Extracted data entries

· · ·

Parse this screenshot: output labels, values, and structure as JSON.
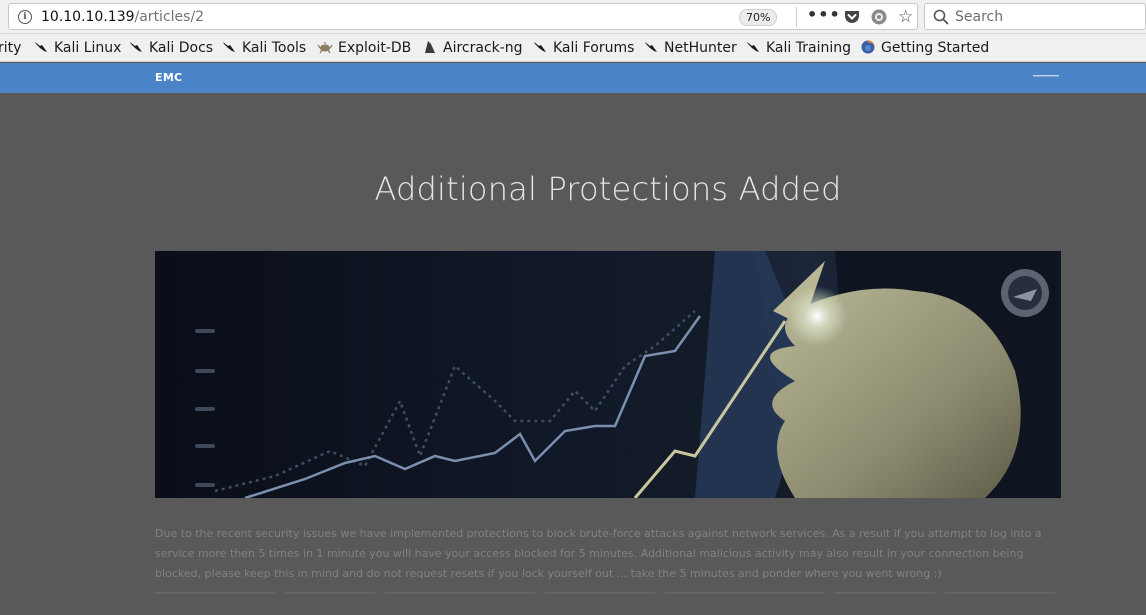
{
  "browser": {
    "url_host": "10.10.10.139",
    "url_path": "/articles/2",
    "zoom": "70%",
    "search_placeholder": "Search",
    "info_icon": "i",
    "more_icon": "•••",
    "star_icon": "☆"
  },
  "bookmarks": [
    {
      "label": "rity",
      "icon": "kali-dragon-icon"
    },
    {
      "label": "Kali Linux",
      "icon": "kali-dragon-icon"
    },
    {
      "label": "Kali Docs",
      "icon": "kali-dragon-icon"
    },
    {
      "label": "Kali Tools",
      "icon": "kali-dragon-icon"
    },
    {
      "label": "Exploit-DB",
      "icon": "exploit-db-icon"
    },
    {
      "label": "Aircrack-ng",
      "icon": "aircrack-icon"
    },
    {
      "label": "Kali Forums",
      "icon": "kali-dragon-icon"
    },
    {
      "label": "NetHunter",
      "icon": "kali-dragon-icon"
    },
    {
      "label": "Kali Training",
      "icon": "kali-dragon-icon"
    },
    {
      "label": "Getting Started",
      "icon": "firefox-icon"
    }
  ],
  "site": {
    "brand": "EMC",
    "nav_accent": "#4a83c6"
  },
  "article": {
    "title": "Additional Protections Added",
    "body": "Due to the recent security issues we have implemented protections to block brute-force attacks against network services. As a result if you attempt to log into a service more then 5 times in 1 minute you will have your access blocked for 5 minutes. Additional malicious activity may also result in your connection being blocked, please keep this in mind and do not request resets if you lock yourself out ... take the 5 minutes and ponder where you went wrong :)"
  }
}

· · ·

* **TASK TO CARRY OUT**
Print the records word for word and exclude any picture they hold.

* **TASK RESULT**
Parse this screenshot: output labels, values, and structure as JSON.
{
  "browser": {
    "url_host": "10.10.10.139",
    "url_path": "/articles/2",
    "zoom": "70%",
    "search_placeholder": "Search",
    "info_icon": "i",
    "more_icon": "•••",
    "star_icon": "☆"
  },
  "bookmarks": [
    {
      "label": "rity",
      "icon": "kali-dragon-icon"
    },
    {
      "label": "Kali Linux",
      "icon": "kali-dragon-icon"
    },
    {
      "label": "Kali Docs",
      "icon": "kali-dragon-icon"
    },
    {
      "label": "Kali Tools",
      "icon": "kali-dragon-icon"
    },
    {
      "label": "Exploit-DB",
      "icon": "exploit-db-icon"
    },
    {
      "label": "Aircrack-ng",
      "icon": "aircrack-icon"
    },
    {
      "label": "Kali Forums",
      "icon": "kali-dragon-icon"
    },
    {
      "label": "NetHunter",
      "icon": "kali-dragon-icon"
    },
    {
      "label": "Kali Training",
      "icon": "kali-dragon-icon"
    },
    {
      "label": "Getting Started",
      "icon": "firefox-icon"
    }
  ],
  "site": {
    "brand": "EMC",
    "nav_accent": "#4a83c6"
  },
  "article": {
    "title": "Additional Protections Added",
    "body": "Due to the recent security issues we have implemented protections to block brute-force attacks against network services. As a result if you attempt to log into a service more then 5 times in 1 minute you will have your access blocked for 5 minutes. Additional malicious activity may also result in your connection being blocked, please keep this in mind and do not request resets if you lock yourself out ... take the 5 minutes and ponder where you went wrong :)"
  }
}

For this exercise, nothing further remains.